(Data entries)
§ §

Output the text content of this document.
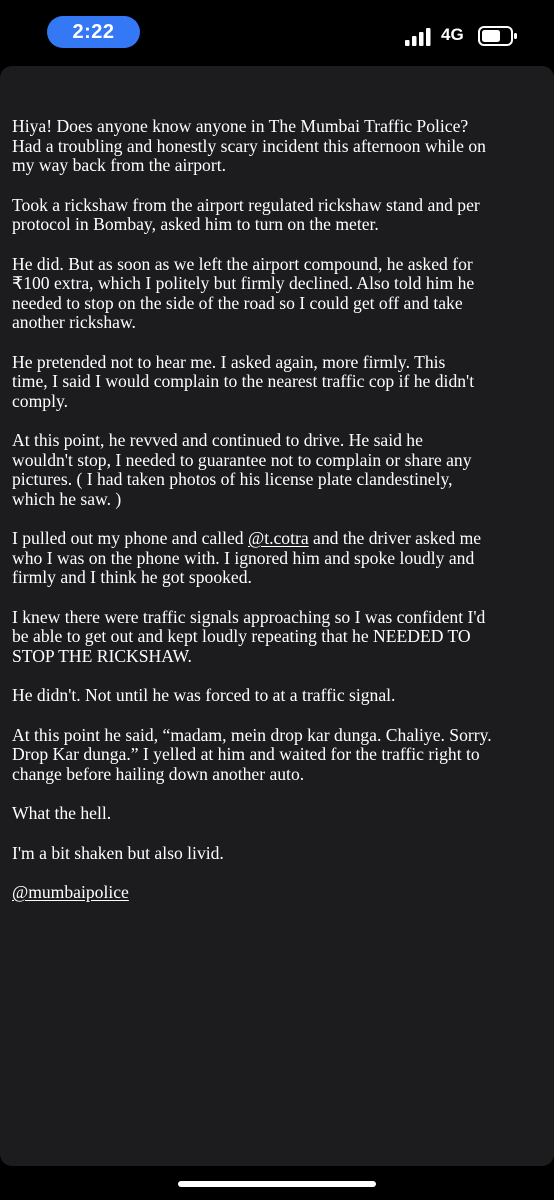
2:22	4G

Hiya! Does anyone know anyone in The Mumbai Traffic Police?
Had a troubling and honestly scary incident this afternoon while on
my way back from the airport.

Took a rickshaw from the airport regulated rickshaw stand and per
protocol in Bombay, asked him to turn on the meter.

He did. But as soon as we left the airport compound, he asked for
₹100 extra, which I politely but firmly declined. Also told him he
needed to stop on the side of the road so I could get off and take
another rickshaw.

He pretended not to hear me. I asked again, more firmly. This
time, I said I would complain to the nearest traffic cop if he didn't
comply.

At this point, he revved and continued to drive. He said he
wouldn't stop, I needed to guarantee not to complain or share any
pictures. ( I had taken photos of his license plate clandestinely,
which he saw. )

I pulled out my phone and called @t.cotra and the driver asked me
who I was on the phone with. I ignored him and spoke loudly and
firmly and I think he got spooked.

I knew there were traffic signals approaching so I was confident I'd
be able to get out and kept loudly repeating that he NEEDED TO
STOP THE RICKSHAW.

He didn't. Not until he was forced to at a traffic signal.

At this point he said, “madam, mein drop kar dunga. Chaliye. Sorry.
Drop Kar dunga.” I yelled at him and waited for the traffic right to
change before hailing down another auto.

What the hell.

I'm a bit shaken but also livid.

@mumbaipolice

§ §

• **Given problem**
Find all lines where the word "phone" appears. Copy them.

• **Response to this exercise**
I pulled out my phone and called @t.cotra and the driver asked me
who I was on the phone with. I ignored him and spoke loudly and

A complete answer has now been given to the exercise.